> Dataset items
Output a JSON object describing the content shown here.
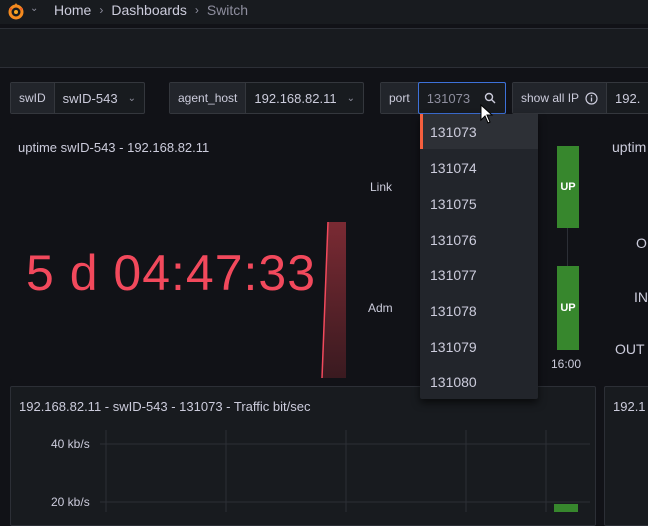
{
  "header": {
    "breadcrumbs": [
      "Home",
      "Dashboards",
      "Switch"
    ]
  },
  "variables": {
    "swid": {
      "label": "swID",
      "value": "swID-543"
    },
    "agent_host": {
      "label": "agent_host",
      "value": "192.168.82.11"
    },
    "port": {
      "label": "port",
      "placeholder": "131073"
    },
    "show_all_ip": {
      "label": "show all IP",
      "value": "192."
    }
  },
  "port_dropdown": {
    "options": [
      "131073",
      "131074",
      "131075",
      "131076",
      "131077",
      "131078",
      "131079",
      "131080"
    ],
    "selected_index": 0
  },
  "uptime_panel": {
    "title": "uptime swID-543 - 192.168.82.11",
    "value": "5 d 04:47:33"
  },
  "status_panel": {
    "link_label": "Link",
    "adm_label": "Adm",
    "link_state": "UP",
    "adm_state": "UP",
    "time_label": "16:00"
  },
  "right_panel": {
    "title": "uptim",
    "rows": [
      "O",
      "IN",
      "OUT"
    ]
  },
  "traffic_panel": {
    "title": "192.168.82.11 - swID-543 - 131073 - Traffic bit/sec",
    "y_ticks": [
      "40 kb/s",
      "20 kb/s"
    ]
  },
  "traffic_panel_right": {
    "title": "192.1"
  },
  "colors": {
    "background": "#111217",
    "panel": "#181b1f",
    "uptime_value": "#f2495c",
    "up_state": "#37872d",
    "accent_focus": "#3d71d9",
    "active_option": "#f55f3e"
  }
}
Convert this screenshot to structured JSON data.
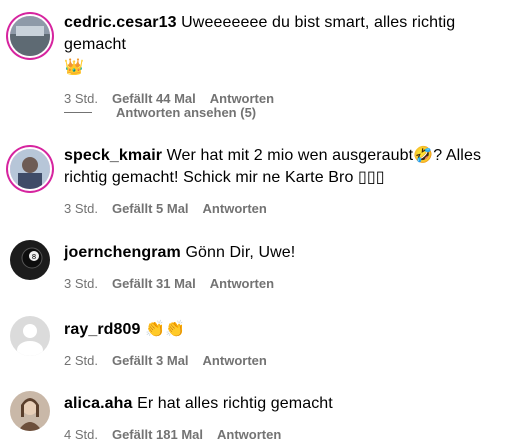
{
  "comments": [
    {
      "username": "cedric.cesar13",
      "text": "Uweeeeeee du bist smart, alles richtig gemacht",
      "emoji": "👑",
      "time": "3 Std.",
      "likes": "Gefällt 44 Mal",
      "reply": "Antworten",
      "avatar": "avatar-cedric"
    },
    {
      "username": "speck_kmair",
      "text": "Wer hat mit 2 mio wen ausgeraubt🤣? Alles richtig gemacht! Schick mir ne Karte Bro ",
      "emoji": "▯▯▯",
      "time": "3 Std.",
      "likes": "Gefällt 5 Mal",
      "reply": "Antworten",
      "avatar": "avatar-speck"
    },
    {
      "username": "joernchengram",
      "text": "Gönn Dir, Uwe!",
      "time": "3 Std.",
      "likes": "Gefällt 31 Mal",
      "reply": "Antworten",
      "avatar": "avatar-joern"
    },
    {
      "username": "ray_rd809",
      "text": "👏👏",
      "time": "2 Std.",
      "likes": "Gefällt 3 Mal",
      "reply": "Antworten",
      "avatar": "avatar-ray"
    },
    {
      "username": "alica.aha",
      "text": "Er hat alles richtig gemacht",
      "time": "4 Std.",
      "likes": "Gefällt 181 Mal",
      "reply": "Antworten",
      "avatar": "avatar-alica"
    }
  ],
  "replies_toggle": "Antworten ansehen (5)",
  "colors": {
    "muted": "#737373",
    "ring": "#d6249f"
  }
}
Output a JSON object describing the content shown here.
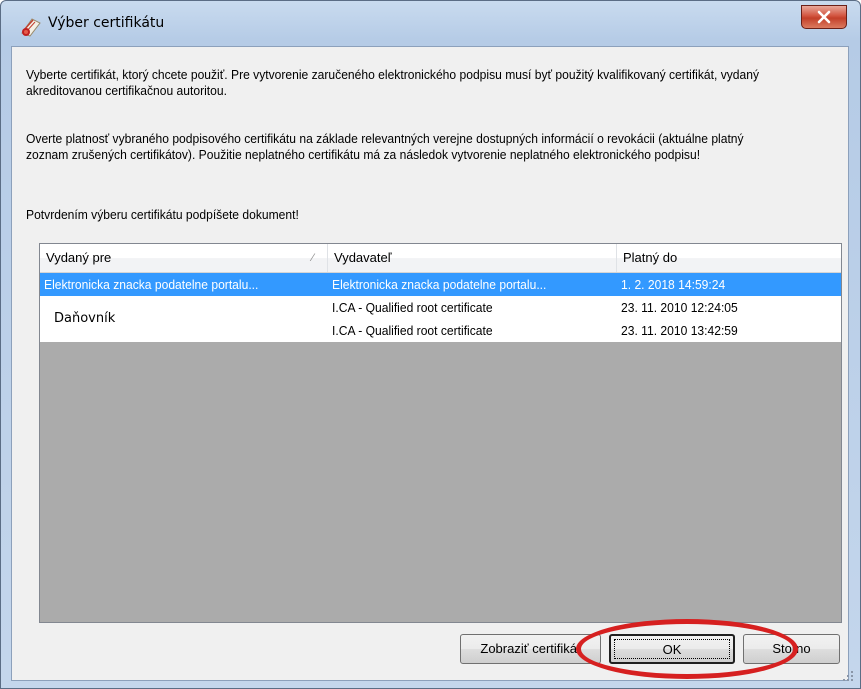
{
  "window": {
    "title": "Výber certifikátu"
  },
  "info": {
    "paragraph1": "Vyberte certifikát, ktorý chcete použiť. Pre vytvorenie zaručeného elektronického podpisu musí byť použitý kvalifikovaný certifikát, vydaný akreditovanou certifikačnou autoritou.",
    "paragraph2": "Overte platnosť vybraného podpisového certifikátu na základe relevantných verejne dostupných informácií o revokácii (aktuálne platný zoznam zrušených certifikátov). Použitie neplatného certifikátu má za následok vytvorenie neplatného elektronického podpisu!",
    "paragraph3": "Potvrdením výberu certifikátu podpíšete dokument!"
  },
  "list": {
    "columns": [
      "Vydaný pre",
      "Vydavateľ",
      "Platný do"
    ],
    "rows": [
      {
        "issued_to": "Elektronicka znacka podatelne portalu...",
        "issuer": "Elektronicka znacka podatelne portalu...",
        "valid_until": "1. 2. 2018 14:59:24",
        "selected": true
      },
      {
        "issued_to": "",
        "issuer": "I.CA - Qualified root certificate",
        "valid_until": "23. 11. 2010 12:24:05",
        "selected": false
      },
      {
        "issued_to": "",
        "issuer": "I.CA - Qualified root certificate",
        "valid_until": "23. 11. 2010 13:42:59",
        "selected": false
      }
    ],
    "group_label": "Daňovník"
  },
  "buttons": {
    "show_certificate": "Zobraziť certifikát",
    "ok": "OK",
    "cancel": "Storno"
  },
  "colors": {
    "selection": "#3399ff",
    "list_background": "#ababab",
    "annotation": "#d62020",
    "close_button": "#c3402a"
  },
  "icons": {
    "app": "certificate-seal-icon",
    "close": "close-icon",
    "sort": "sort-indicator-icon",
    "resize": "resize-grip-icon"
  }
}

> Requirement
Scan the material line by line and report each one that contains "vytvorenie".

> Solution for this problem
    "paragraph1": "Vyberte certifikát, ktorý chcete použiť. Pre vytvorenie zaručeného elektronického podpisu musí byť použitý kvalifikovaný certifikát, vydaný akreditovanou certifikačnou autoritou.",
    "paragraph2": "Overte platnosť vybraného podpisového certifikátu na základe relevantných verejne dostupných informácií o revokácii (aktuálne platný zoznam zrušených certifikátov). Použitie neplatného certifikátu má za následok vytvorenie neplatného elektronického podpisu!",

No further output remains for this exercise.